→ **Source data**
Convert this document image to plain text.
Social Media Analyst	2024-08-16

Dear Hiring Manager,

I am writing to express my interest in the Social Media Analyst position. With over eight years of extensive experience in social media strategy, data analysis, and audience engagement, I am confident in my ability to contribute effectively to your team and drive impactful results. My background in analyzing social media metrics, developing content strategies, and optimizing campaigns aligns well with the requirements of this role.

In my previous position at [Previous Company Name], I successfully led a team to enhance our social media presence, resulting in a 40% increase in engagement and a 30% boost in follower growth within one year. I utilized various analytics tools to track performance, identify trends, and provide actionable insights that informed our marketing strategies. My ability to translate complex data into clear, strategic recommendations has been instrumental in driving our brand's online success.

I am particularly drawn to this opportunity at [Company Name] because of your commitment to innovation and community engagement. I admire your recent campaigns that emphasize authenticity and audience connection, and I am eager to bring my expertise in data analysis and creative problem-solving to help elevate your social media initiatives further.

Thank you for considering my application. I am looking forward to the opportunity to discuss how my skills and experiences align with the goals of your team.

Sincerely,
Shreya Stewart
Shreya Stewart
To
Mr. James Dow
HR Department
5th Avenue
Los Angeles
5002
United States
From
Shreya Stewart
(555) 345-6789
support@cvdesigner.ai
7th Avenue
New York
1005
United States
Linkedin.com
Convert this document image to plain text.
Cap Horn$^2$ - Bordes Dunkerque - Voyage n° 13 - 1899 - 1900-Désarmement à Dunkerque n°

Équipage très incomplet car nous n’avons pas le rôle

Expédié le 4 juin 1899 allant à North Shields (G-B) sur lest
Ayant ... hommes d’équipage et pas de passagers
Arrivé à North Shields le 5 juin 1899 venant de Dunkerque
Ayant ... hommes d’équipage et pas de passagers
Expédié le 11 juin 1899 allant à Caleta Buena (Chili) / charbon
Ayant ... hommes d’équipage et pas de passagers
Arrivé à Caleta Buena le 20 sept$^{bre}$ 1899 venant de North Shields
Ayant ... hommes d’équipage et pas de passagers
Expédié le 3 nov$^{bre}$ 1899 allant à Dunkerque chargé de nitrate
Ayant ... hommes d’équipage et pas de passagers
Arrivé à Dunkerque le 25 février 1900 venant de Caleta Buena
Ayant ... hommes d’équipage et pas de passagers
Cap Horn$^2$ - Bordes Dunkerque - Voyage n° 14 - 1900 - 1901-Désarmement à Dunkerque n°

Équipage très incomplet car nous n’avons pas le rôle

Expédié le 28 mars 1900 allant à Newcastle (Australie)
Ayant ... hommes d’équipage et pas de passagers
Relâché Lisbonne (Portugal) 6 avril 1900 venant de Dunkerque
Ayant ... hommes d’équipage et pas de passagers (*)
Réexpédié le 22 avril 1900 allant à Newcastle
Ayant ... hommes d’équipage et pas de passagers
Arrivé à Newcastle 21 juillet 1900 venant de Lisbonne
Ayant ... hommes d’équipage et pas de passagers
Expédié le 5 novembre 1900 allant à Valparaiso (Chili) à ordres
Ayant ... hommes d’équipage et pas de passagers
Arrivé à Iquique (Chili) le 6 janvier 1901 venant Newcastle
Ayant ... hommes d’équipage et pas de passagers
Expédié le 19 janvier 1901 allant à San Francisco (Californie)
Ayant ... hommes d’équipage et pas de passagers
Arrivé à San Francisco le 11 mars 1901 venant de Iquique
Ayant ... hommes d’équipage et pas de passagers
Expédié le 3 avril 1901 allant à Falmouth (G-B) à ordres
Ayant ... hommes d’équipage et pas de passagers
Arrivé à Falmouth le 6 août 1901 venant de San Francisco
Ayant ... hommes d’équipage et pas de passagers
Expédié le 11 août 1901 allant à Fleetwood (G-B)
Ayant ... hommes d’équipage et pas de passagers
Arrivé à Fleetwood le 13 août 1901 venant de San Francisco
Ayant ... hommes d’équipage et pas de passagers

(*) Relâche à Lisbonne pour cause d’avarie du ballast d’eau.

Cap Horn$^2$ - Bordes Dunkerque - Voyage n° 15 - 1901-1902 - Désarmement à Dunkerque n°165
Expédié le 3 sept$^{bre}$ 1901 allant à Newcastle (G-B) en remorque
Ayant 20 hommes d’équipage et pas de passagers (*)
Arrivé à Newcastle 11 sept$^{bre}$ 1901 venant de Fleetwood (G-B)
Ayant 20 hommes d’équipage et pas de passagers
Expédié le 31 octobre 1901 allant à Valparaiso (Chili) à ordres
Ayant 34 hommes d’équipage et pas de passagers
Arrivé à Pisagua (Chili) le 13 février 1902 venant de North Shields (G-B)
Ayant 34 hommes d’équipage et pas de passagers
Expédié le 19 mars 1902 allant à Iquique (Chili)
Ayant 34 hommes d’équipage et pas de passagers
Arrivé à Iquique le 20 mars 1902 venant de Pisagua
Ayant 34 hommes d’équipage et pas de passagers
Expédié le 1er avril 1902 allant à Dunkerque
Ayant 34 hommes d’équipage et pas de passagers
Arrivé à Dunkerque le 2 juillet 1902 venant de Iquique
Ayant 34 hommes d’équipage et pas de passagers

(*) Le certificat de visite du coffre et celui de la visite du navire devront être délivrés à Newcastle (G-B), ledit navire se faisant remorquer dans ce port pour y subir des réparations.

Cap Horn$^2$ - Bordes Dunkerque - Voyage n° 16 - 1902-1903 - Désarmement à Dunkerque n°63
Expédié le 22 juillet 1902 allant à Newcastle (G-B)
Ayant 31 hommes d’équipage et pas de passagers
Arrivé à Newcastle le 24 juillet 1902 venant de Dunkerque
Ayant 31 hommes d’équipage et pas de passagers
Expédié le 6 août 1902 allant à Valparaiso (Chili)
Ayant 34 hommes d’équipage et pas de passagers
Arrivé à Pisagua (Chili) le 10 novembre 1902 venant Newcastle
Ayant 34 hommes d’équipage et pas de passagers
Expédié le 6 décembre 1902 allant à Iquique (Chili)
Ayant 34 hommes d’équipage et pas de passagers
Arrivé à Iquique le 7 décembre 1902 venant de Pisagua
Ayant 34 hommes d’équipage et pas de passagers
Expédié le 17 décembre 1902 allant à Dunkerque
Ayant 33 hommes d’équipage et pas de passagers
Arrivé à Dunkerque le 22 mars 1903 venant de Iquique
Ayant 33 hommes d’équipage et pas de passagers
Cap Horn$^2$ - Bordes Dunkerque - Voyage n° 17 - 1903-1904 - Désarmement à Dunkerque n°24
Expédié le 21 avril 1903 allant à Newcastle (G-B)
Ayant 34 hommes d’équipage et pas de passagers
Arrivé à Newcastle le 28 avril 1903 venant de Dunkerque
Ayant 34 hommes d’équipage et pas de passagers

→ **Prompt**
Return each line of the records above exactly as it reads.

→ **Written response**
Convert this document image to plain text.
Social Media Analyst	2024-08-16

Dear Hiring Manager,

I am writing to express my interest in the Social Media Analyst position. With over eight years of extensive experience in social media strategy, data analysis, and audience engagement, I am confident in my ability to contribute effectively to your team and drive impactful results. My background in analyzing social media metrics, developing content strategies, and optimizing campaigns aligns well with the requirements of this role.

In my previous position at [Previous Company Name], I successfully led a team to enhance our social media presence, resulting in a 40% increase in engagement and a 30% boost in follower growth within one year. I utilized various analytics tools to track performance, identify trends, and provide actionable insights that informed our marketing strategies. My ability to translate complex data into clear, strategic recommendations has been instrumental in driving our brand's online success.

I am particularly drawn to this opportunity at [Company Name] because of your commitment to innovation and community engagement. I admire your recent campaigns that emphasize authenticity and audience connection, and I am eager to bring my expertise in data analysis and creative problem-solving to help elevate your social media initiatives further.

Thank you for considering my application. I am looking forward to the opportunity to discuss how my skills and experiences align with the goals of your team.

Sincerely,
Shreya Stewart
Shreya Stewart
To
Mr. James Dow
HR Department
5th Avenue
Los Angeles
5002
United States
From
Shreya Stewart
(555) 345-6789
support@cvdesigner.ai
7th Avenue
New York
1005
United States
Linkedin.com
Convert this document image to plain text.
Cap Horn$^2$ - Bordes Dunkerque - Voyage n° 13 - 1899 - 1900-Désarmement à Dunkerque n°

Équipage très incomplet car nous n’avons pas le rôle

Expédié le 4 juin 1899 allant à North Shields (G-B) sur lest
Ayant ... hommes d’équipage et pas de passagers
Arrivé à North Shields le 5 juin 1899 venant de Dunkerque
Ayant ... hommes d’équipage et pas de passagers
Expédié le 11 juin 1899 allant à Caleta Buena (Chili) / charbon
Ayant ... hommes d’équipage et pas de passagers
Arrivé à Caleta Buena le 20 sept$^{bre}$ 1899 venant de North Shields
Ayant ... hommes d’équipage et pas de passagers
Expédié le 3 nov$^{bre}$ 1899 allant à Dunkerque chargé de nitrate
Ayant ... hommes d’équipage et pas de passagers
Arrivé à Dunkerque le 25 février 1900 venant de Caleta Buena
Ayant ... hommes d’équipage et pas de passagers
Cap Horn$^2$ - Bordes Dunkerque - Voyage n° 14 - 1900 - 1901-Désarmement à Dunkerque n°

Équipage très incomplet car nous n’avons pas le rôle

Expédié le 28 mars 1900 allant à Newcastle (Australie)
Ayant ... hommes d’équipage et pas de passagers
Relâché Lisbonne (Portugal) 6 avril 1900 venant de Dunkerque
Ayant ... hommes d’équipage et pas de passagers (*)
Réexpédié le 22 avril 1900 allant à Newcastle
Ayant ... hommes d’équipage et pas de passagers
Arrivé à Newcastle 21 juillet 1900 venant de Lisbonne
Ayant ... hommes d’équipage et pas de passagers
Expédié le 5 novembre 1900 allant à Valparaiso (Chili) à ordres
Ayant ... hommes d’équipage et pas de passagers
Arrivé à Iquique (Chili) le 6 janvier 1901 venant Newcastle
Ayant ... hommes d’équipage et pas de passagers
Expédié le 19 janvier 1901 allant à San Francisco (Californie)
Ayant ... hommes d’équipage et pas de passagers
Arrivé à San Francisco le 11 mars 1901 venant de Iquique
Ayant ... hommes d’équipage et pas de passagers
Expédié le 3 avril 1901 allant à Falmouth (G-B) à ordres
Ayant ... hommes d’équipage et pas de passagers
Arrivé à Falmouth le 6 août 1901 venant de San Francisco
Ayant ... hommes d’équipage et pas de passagers
Expédié le 11 août 1901 allant à Fleetwood (G-B)
Ayant ... hommes d’équipage et pas de passagers
Arrivé à Fleetwood le 13 août 1901 venant de San Francisco
Ayant ... hommes d’équipage et pas de passagers

(*) Relâche à Lisbonne pour cause d’avarie du ballast d’eau.

Cap Horn$^2$ - Bordes Dunkerque - Voyage n° 15 - 1901-1902 - Désarmement à Dunkerque n°165
Expédié le 3 sept$^{bre}$ 1901 allant à Newcastle (G-B) en remorque
Ayant 20 hommes d’équipage et pas de passagers (*)
Arrivé à Newcastle 11 sept$^{bre}$ 1901 venant de Fleetwood (G-B)
Ayant 20 hommes d’équipage et pas de passagers
Expédié le 31 octobre 1901 allant à Valparaiso (Chili) à ordres
Ayant 34 hommes d’équipage et pas de passagers
Arrivé à Pisagua (Chili) le 13 février 1902 venant de North Shields (G-B)
Ayant 34 hommes d’équipage et pas de passagers
Expédié le 19 mars 1902 allant à Iquique (Chili)
Ayant 34 hommes d’équipage et pas de passagers
Arrivé à Iquique le 20 mars 1902 venant de Pisagua
Ayant 34 hommes d’équipage et pas de passagers
Expédié le 1er avril 1902 allant à Dunkerque
Ayant 34 hommes d’équipage et pas de passagers
Arrivé à Dunkerque le 2 juillet 1902 venant de Iquique
Ayant 34 hommes d’équipage et pas de passagers

(*) Le certificat de visite du coffre et celui de la visite du navire devront être délivrés à Newcastle (G-B), ledit navire se faisant remorquer dans ce port pour y subir des réparations.

Cap Horn$^2$ - Bordes Dunkerque - Voyage n° 16 - 1902-1903 - Désarmement à Dunkerque n°63
Expédié le 22 juillet 1902 allant à Newcastle (G-B)
Ayant 31 hommes d’équipage et pas de passagers
Arrivé à Newcastle le 24 juillet 1902 venant de Dunkerque
Ayant 31 hommes d’équipage et pas de passagers
Expédié le 6 août 1902 allant à Valparaiso (Chili)
Ayant 34 hommes d’équipage et pas de passagers
Arrivé à Pisagua (Chili) le 10 novembre 1902 venant Newcastle
Ayant 34 hommes d’équipage et pas de passagers
Expédié le 6 décembre 1902 allant à Iquique (Chili)
Ayant 34 hommes d’équipage et pas de passagers
Arrivé à Iquique le 7 décembre 1902 venant de Pisagua
Ayant 34 hommes d’équipage et pas de passagers
Expédié le 17 décembre 1902 allant à Dunkerque
Ayant 33 hommes d’équipage et pas de passagers
Arrivé à Dunkerque le 22 mars 1903 venant de Iquique
Ayant 33 hommes d’équipage et pas de passagers
Cap Horn$^2$ - Bordes Dunkerque - Voyage n° 17 - 1903-1904 - Désarmement à Dunkerque n°24
Expédié le 21 avril 1903 allant à Newcastle (G-B)
Ayant 34 hommes d’équipage et pas de passagers
Arrivé à Newcastle le 28 avril 1903 venant de Dunkerque
Ayant 34 hommes d’équipage et pas de passagers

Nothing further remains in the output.